Excerpts from a figure dataset

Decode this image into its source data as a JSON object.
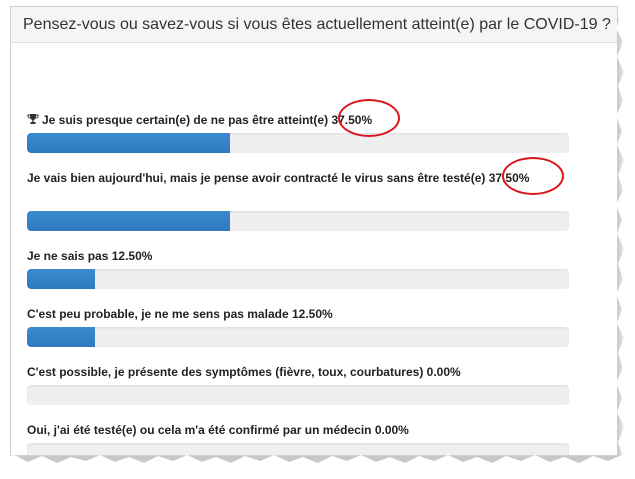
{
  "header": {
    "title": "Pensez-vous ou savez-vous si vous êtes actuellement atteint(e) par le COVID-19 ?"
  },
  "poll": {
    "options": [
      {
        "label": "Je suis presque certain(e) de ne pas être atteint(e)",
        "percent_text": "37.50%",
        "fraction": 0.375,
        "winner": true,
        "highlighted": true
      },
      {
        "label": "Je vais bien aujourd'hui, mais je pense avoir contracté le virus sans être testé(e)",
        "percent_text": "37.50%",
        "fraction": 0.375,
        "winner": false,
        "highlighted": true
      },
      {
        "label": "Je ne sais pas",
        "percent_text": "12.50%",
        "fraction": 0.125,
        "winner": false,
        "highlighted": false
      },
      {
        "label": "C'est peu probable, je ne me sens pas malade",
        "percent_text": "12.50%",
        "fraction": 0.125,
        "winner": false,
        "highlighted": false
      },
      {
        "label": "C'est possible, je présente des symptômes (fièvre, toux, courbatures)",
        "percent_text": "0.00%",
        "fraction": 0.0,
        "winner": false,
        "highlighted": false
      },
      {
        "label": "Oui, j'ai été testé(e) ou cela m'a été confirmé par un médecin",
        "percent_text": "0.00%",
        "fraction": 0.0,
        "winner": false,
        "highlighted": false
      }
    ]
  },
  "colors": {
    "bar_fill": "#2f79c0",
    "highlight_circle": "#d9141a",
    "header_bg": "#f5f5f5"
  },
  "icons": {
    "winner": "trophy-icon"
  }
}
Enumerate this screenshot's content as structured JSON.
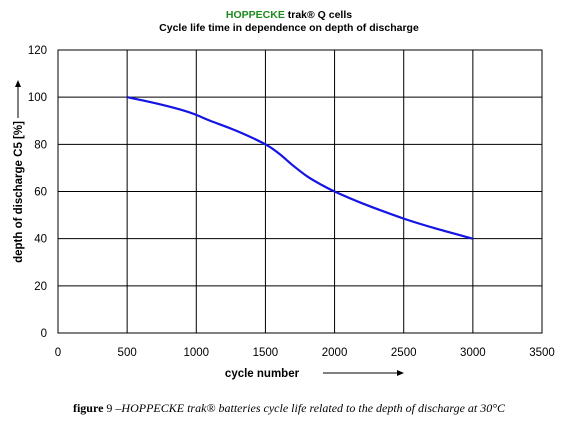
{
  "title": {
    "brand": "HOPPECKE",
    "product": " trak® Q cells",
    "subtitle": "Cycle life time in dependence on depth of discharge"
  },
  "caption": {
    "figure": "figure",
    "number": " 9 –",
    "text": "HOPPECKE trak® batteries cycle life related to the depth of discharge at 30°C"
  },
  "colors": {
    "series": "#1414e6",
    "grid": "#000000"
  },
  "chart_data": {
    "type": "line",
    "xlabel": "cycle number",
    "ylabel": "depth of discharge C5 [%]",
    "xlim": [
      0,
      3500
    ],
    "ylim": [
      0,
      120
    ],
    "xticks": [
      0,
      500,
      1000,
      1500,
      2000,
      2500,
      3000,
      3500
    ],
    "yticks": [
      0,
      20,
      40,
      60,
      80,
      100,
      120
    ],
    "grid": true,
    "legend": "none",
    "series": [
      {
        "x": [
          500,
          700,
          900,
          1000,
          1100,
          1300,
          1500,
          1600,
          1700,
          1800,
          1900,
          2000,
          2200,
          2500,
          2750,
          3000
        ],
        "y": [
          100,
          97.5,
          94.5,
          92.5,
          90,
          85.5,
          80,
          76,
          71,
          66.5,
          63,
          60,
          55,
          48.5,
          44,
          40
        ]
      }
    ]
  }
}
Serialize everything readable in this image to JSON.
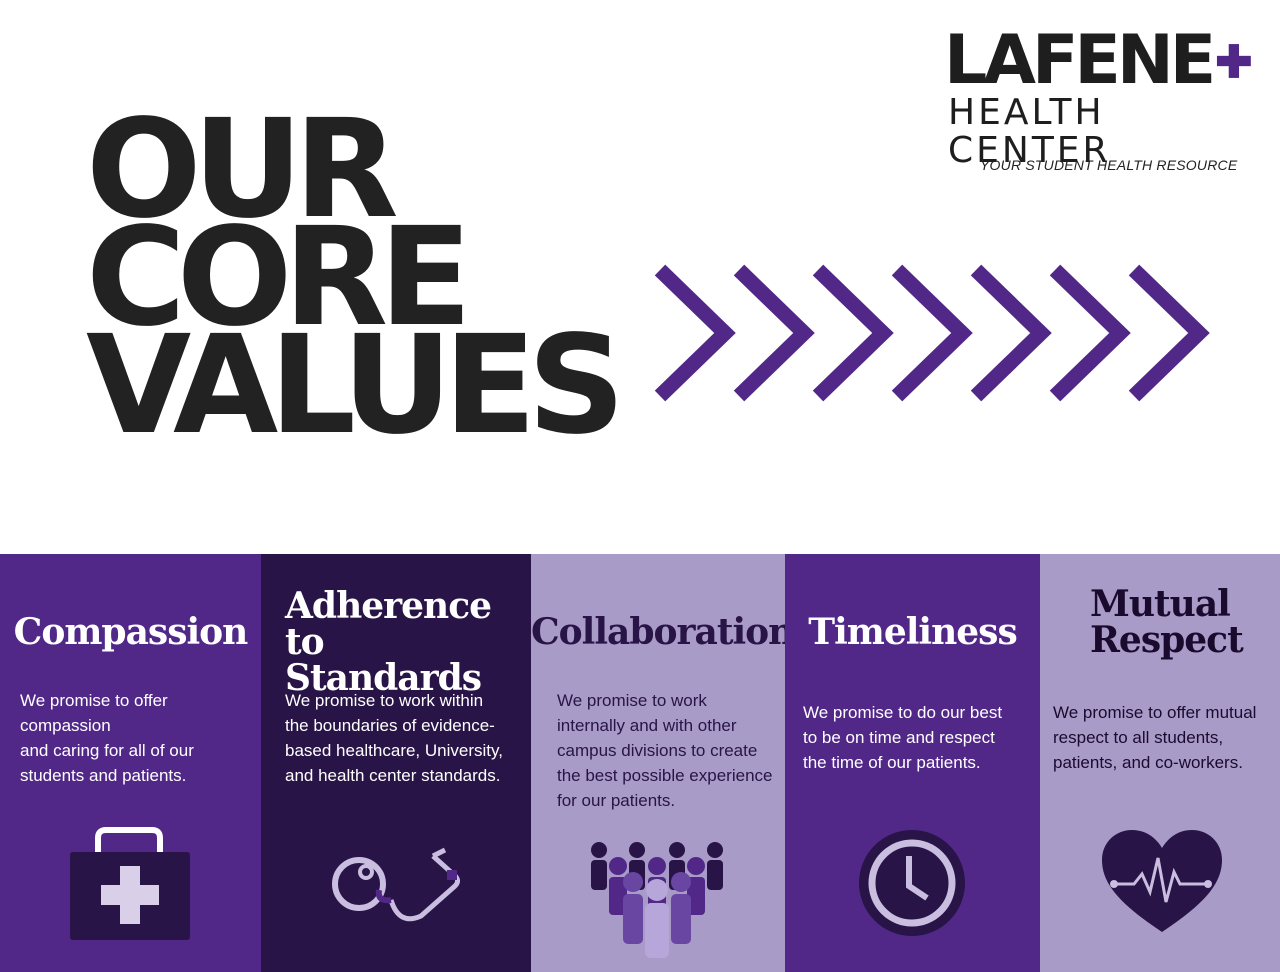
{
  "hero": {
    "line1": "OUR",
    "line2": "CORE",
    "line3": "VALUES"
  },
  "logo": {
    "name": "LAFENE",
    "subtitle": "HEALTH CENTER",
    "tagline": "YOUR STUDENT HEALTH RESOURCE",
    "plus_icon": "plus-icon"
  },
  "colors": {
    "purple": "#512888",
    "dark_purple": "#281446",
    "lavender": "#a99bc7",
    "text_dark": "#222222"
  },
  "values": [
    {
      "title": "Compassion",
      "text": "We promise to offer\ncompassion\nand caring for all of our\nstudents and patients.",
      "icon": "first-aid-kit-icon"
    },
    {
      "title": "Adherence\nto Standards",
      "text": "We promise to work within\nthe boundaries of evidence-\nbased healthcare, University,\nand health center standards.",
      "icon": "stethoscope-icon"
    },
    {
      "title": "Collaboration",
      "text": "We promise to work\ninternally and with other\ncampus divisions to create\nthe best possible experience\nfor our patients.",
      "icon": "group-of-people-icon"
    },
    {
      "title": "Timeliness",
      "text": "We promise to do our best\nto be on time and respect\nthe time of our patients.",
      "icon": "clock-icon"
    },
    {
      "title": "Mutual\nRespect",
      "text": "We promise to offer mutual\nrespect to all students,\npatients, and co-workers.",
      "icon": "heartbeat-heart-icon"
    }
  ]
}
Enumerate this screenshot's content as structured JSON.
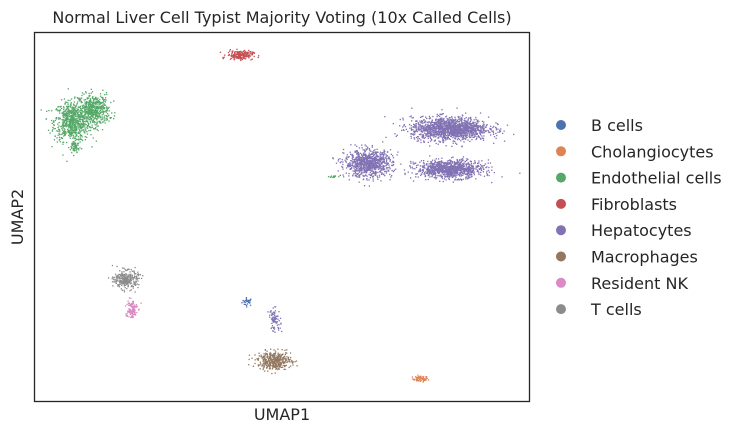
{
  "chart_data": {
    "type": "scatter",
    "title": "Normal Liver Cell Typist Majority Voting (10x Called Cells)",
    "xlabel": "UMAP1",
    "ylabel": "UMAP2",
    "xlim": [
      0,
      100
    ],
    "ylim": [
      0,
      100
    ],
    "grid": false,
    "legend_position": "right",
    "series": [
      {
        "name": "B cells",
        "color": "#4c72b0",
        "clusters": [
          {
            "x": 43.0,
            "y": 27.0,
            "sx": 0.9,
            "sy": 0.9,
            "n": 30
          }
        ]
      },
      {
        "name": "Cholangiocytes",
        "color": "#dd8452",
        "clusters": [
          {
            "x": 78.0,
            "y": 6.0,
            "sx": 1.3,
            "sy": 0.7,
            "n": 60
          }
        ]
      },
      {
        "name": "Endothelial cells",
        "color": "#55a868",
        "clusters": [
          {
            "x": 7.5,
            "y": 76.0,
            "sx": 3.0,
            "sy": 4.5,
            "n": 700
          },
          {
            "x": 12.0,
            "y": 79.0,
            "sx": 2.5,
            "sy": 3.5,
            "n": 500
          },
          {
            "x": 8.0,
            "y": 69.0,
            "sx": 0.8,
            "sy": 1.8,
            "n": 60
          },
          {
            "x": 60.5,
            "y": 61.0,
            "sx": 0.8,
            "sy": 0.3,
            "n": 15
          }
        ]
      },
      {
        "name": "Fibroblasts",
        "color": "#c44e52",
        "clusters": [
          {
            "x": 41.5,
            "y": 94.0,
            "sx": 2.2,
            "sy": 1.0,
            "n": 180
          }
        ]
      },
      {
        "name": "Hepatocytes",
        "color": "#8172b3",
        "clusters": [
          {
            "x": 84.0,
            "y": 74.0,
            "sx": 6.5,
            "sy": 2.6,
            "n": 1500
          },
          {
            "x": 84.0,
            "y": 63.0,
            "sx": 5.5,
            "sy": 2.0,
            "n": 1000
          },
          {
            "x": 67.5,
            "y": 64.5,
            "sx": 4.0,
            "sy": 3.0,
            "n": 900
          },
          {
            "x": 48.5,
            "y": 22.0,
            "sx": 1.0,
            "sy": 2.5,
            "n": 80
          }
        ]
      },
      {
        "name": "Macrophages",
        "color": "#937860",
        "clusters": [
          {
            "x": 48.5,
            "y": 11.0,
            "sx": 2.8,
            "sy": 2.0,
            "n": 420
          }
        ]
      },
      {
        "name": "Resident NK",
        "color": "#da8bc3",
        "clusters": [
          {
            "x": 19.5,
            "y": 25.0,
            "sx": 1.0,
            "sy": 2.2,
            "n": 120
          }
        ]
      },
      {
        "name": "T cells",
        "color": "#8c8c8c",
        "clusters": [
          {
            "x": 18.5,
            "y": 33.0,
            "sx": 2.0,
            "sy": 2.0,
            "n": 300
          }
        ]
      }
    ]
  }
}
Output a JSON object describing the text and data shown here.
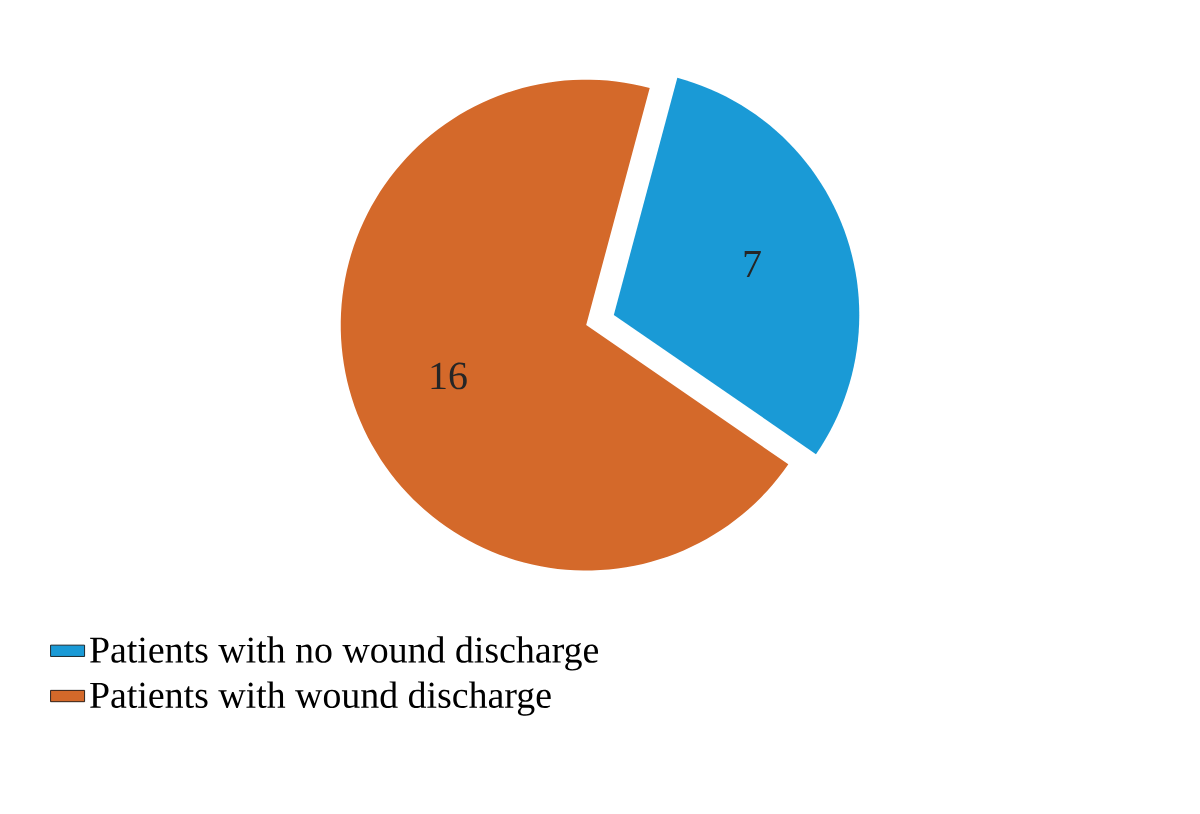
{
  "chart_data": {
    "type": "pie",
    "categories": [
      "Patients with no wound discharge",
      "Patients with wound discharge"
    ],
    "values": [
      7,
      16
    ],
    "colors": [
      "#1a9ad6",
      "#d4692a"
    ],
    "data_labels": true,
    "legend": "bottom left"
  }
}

__The problem__. Throughout the data above, find each line that includes the string "testé"; state only how many there are.

__Result of this exercise__. 2